◆ **Prompt**: Quote the rows below word for word, from the first one up to and including the line with "Bar bbox=[384, 398, 410, 412]".

◆ **Records for this exercise**:
====================
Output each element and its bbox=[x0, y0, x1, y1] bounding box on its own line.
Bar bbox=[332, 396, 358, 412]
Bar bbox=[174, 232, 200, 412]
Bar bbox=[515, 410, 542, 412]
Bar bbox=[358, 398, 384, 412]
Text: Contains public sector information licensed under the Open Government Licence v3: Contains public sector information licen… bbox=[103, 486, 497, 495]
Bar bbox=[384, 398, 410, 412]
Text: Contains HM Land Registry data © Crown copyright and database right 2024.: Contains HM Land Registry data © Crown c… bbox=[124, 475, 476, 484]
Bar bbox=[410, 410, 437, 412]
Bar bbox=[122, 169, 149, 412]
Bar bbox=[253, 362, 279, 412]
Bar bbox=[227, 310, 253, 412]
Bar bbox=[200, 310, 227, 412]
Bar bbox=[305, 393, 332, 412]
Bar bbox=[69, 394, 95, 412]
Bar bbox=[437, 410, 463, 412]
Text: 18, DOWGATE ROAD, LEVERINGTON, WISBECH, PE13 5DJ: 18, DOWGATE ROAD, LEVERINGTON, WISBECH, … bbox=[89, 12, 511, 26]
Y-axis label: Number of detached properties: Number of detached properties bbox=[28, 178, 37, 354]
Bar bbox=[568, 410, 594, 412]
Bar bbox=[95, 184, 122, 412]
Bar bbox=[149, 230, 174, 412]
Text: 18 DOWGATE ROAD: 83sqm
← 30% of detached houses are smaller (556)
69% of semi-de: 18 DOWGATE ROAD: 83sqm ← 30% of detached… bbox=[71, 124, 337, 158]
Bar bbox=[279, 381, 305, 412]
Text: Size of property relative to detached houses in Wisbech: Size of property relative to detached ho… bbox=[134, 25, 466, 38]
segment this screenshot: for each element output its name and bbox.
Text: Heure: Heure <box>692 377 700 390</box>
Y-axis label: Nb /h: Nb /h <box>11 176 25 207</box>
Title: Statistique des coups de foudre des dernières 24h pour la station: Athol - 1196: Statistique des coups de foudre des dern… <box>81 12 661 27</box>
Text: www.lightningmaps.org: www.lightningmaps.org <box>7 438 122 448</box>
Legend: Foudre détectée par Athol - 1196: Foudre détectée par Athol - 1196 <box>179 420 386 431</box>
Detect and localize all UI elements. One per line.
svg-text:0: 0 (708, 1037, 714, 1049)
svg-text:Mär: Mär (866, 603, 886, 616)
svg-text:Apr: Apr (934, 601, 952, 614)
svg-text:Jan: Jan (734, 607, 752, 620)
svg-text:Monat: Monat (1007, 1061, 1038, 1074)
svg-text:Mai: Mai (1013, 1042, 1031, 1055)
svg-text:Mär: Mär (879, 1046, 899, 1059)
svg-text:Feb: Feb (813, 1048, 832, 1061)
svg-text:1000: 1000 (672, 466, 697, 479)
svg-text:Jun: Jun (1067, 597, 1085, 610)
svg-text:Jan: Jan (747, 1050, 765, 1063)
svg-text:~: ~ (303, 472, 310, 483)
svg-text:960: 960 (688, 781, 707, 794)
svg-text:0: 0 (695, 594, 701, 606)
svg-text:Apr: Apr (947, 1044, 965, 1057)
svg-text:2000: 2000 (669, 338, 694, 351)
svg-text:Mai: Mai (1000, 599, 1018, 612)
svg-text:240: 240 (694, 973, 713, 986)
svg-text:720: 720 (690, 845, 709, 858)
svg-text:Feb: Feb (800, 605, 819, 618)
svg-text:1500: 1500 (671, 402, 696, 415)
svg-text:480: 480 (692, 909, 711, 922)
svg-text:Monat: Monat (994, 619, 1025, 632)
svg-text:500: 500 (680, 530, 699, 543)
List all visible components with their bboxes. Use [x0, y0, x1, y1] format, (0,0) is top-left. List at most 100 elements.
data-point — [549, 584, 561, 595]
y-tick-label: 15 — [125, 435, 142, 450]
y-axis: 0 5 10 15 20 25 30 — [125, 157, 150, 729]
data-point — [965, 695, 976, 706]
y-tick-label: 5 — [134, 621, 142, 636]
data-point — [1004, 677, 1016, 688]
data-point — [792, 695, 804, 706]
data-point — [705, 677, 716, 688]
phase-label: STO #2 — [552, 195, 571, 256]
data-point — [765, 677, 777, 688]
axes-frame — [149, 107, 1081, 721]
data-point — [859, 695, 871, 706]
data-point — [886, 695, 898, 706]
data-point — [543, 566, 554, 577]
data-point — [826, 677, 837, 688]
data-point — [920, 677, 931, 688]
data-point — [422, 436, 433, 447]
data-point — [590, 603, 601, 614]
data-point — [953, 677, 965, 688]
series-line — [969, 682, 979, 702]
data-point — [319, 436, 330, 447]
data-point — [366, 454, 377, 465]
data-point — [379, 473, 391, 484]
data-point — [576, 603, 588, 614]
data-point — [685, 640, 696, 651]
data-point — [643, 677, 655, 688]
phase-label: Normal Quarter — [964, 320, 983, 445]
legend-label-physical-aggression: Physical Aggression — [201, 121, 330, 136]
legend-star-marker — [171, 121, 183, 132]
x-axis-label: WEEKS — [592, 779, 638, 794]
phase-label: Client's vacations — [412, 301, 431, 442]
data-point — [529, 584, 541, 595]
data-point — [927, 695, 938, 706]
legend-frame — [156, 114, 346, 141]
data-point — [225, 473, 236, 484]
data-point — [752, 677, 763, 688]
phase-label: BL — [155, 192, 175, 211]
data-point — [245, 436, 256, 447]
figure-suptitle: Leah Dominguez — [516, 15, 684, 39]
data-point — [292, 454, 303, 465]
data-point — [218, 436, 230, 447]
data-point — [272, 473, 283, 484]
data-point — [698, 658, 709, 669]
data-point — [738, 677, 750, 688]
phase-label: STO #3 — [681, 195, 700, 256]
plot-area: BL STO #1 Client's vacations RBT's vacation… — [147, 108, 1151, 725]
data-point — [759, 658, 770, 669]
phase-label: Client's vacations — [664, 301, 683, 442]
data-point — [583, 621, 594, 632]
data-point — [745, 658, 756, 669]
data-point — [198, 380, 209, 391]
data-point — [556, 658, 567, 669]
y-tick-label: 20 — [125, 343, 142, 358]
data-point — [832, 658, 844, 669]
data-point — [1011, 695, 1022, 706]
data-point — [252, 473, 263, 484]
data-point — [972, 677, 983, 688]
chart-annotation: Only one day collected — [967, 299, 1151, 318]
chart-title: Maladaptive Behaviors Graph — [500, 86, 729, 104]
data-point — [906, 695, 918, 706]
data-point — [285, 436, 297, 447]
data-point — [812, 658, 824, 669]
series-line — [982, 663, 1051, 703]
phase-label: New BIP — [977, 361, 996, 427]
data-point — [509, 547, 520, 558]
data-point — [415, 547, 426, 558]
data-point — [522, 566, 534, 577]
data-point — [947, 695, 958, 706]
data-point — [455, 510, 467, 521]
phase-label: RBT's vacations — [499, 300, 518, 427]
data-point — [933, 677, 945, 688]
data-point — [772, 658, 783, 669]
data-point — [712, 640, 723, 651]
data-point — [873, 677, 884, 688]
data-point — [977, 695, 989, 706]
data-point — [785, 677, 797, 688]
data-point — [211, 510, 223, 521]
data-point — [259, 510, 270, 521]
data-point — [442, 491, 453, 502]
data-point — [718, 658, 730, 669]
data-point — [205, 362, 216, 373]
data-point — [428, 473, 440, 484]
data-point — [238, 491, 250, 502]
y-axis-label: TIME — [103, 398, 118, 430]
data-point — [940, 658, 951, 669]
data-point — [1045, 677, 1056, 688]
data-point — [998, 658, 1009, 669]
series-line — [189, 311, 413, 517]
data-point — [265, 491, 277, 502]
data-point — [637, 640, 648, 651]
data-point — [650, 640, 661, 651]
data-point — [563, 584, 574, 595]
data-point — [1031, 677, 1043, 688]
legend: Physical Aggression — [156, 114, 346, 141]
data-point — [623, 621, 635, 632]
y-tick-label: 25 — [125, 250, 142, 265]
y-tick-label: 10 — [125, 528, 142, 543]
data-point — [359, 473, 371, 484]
====================
◆ **Final result**:
Output each element and its bbox=[x0, y0, x1, y1] bounding box on its own line.
Bar bbox=[332, 396, 358, 412]
Bar bbox=[174, 232, 200, 412]
Bar bbox=[515, 410, 542, 412]
Bar bbox=[358, 398, 384, 412]
Text: Contains public sector information licensed under the Open Government Licence v3: Contains public sector information licen… bbox=[103, 486, 497, 495]
Bar bbox=[384, 398, 410, 412]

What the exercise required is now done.